> [The task] Reproduce the records below in their entirety, character for character.

'''

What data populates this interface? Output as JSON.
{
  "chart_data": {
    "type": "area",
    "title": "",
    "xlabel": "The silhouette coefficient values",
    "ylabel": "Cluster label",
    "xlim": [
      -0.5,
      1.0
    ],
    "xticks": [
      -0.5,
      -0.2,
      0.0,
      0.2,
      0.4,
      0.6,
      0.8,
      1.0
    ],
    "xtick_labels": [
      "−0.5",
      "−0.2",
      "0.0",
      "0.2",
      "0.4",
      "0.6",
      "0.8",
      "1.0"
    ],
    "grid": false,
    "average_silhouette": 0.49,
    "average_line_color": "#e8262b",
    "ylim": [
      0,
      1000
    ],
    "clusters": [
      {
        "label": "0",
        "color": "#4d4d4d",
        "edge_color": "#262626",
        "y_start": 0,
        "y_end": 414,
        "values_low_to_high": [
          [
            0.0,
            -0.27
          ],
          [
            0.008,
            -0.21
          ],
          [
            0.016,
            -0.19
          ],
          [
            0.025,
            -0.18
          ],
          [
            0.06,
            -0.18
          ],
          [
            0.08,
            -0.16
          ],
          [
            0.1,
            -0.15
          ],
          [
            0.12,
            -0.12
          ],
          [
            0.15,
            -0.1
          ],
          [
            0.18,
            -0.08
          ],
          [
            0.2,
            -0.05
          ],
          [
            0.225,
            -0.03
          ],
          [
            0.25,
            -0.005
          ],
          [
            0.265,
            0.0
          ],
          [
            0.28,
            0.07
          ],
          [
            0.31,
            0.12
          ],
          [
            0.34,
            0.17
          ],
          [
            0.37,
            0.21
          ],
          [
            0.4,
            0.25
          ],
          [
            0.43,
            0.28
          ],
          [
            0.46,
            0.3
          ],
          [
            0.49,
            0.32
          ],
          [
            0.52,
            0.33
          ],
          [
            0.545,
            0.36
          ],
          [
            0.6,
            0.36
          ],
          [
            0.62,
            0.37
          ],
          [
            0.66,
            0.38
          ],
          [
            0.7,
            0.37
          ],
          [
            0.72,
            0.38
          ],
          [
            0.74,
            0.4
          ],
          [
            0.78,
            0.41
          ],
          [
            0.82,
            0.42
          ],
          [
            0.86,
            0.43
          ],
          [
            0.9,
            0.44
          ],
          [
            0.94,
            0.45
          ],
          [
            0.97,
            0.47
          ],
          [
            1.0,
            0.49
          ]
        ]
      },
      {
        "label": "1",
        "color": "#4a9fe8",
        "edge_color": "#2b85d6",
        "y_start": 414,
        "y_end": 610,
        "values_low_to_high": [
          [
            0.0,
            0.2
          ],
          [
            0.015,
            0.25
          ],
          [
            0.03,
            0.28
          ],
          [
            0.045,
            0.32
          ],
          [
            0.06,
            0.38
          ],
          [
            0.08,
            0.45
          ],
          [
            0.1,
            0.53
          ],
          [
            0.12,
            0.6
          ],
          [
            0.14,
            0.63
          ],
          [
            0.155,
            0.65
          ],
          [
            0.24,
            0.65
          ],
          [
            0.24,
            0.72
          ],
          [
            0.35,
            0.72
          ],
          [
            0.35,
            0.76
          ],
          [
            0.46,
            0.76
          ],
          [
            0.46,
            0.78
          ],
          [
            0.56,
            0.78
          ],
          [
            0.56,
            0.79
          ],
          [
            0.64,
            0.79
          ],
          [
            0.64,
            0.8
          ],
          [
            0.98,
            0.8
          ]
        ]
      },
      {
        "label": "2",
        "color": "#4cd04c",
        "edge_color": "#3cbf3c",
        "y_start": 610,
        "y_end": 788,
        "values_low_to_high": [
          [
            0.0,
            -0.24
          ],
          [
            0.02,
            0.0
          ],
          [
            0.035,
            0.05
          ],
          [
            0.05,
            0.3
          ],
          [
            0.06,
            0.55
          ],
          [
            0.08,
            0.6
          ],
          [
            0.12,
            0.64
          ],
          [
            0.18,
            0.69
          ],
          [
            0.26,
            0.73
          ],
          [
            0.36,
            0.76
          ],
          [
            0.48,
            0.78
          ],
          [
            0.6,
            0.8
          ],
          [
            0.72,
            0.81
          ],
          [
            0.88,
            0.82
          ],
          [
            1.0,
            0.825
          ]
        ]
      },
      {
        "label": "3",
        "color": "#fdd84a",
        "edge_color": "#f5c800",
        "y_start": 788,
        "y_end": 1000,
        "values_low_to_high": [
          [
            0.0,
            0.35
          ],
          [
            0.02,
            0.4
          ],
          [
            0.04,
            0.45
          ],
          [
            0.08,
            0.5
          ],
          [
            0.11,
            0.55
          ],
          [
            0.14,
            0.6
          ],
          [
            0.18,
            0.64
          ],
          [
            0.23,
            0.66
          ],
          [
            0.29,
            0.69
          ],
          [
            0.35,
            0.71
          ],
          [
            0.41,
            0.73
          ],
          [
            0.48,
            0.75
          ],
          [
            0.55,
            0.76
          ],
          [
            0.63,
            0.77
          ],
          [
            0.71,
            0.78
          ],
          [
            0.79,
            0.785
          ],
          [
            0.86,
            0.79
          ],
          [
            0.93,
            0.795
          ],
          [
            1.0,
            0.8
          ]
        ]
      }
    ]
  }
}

'''

> [Complete response]
What data populates this interface? Output as JSON.
{
  "chart_data": {
    "type": "area",
    "title": "",
    "xlabel": "The silhouette coefficient values",
    "ylabel": "Cluster label",
    "xlim": [
      -0.5,
      1.0
    ],
    "xticks": [
      -0.5,
      -0.2,
      0.0,
      0.2,
      0.4,
      0.6,
      0.8,
      1.0
    ],
    "xtick_labels": [
      "−0.5",
      "−0.2",
      "0.0",
      "0.2",
      "0.4",
      "0.6",
      "0.8",
      "1.0"
    ],
    "grid": false,
    "average_silhouette": 0.49,
    "average_line_color": "#e8262b",
    "ylim": [
      0,
      1000
    ],
    "clusters": [
      {
        "label": "0",
        "color": "#4d4d4d",
        "edge_color": "#262626",
        "y_start": 0,
        "y_end": 414,
        "values_low_to_high": [
          [
            0.0,
            -0.27
          ],
          [
            0.008,
            -0.21
          ],
          [
            0.016,
            -0.19
          ],
          [
            0.025,
            -0.18
          ],
          [
            0.06,
            -0.18
          ],
          [
            0.08,
            -0.16
          ],
          [
            0.1,
            -0.15
          ],
          [
            0.12,
            -0.12
          ],
          [
            0.15,
            -0.1
          ],
          [
            0.18,
            -0.08
          ],
          [
            0.2,
            -0.05
          ],
          [
            0.225,
            -0.03
          ],
          [
            0.25,
            -0.005
          ],
          [
            0.265,
            0.0
          ],
          [
            0.28,
            0.07
          ],
          [
            0.31,
            0.12
          ],
          [
            0.34,
            0.17
          ],
          [
            0.37,
            0.21
          ],
          [
            0.4,
            0.25
          ],
          [
            0.43,
            0.28
          ],
          [
            0.46,
            0.3
          ],
          [
            0.49,
            0.32
          ],
          [
            0.52,
            0.33
          ],
          [
            0.545,
            0.36
          ],
          [
            0.6,
            0.36
          ],
          [
            0.62,
            0.37
          ],
          [
            0.66,
            0.38
          ],
          [
            0.7,
            0.37
          ],
          [
            0.72,
            0.38
          ],
          [
            0.74,
            0.4
          ],
          [
            0.78,
            0.41
          ],
          [
            0.82,
            0.42
          ],
          [
            0.86,
            0.43
          ],
          [
            0.9,
            0.44
          ],
          [
            0.94,
            0.45
          ],
          [
            0.97,
            0.47
          ],
          [
            1.0,
            0.49
          ]
        ]
      },
      {
        "label": "1",
        "color": "#4a9fe8",
        "edge_color": "#2b85d6",
        "y_start": 414,
        "y_end": 610,
        "values_low_to_high": [
          [
            0.0,
            0.2
          ],
          [
            0.015,
            0.25
          ],
          [
            0.03,
            0.28
          ],
          [
            0.045,
            0.32
          ],
          [
            0.06,
            0.38
          ],
          [
            0.08,
            0.45
          ],
          [
            0.1,
            0.53
          ],
          [
            0.12,
            0.6
          ],
          [
            0.14,
            0.63
          ],
          [
            0.155,
            0.65
          ],
          [
            0.24,
            0.65
          ],
          [
            0.24,
            0.72
          ],
          [
            0.35,
            0.72
          ],
          [
            0.35,
            0.76
          ],
          [
            0.46,
            0.76
          ],
          [
            0.46,
            0.78
          ],
          [
            0.56,
            0.78
          ],
          [
            0.56,
            0.79
          ],
          [
            0.64,
            0.79
          ],
          [
            0.64,
            0.8
          ],
          [
            0.98,
            0.8
          ]
        ]
      },
      {
        "label": "2",
        "color": "#4cd04c",
        "edge_color": "#3cbf3c",
        "y_start": 610,
        "y_end": 788,
        "values_low_to_high": [
          [
            0.0,
            -0.24
          ],
          [
            0.02,
            0.0
          ],
          [
            0.035,
            0.05
          ],
          [
            0.05,
            0.3
          ],
          [
            0.06,
            0.55
          ],
          [
            0.08,
            0.6
          ],
          [
            0.12,
            0.64
          ],
          [
            0.18,
            0.69
          ],
          [
            0.26,
            0.73
          ],
          [
            0.36,
            0.76
          ],
          [
            0.48,
            0.78
          ],
          [
            0.6,
            0.8
          ],
          [
            0.72,
            0.81
          ],
          [
            0.88,
            0.82
          ],
          [
            1.0,
            0.825
          ]
        ]
      },
      {
        "label": "3",
        "color": "#fdd84a",
        "edge_color": "#f5c800",
        "y_start": 788,
        "y_end": 1000,
        "values_low_to_high": [
          [
            0.0,
            0.35
          ],
          [
            0.02,
            0.4
          ],
          [
            0.04,
            0.45
          ],
          [
            0.08,
            0.5
          ],
          [
            0.11,
            0.55
          ],
          [
            0.14,
            0.6
          ],
          [
            0.18,
            0.64
          ],
          [
            0.23,
            0.66
          ],
          [
            0.29,
            0.69
          ],
          [
            0.35,
            0.71
          ],
          [
            0.41,
            0.73
          ],
          [
            0.48,
            0.75
          ],
          [
            0.55,
            0.76
          ],
          [
            0.63,
            0.77
          ],
          [
            0.71,
            0.78
          ],
          [
            0.79,
            0.785
          ],
          [
            0.86,
            0.79
          ],
          [
            0.93,
            0.795
          ],
          [
            1.0,
            0.8
          ]
        ]
      }
    ]
  }
}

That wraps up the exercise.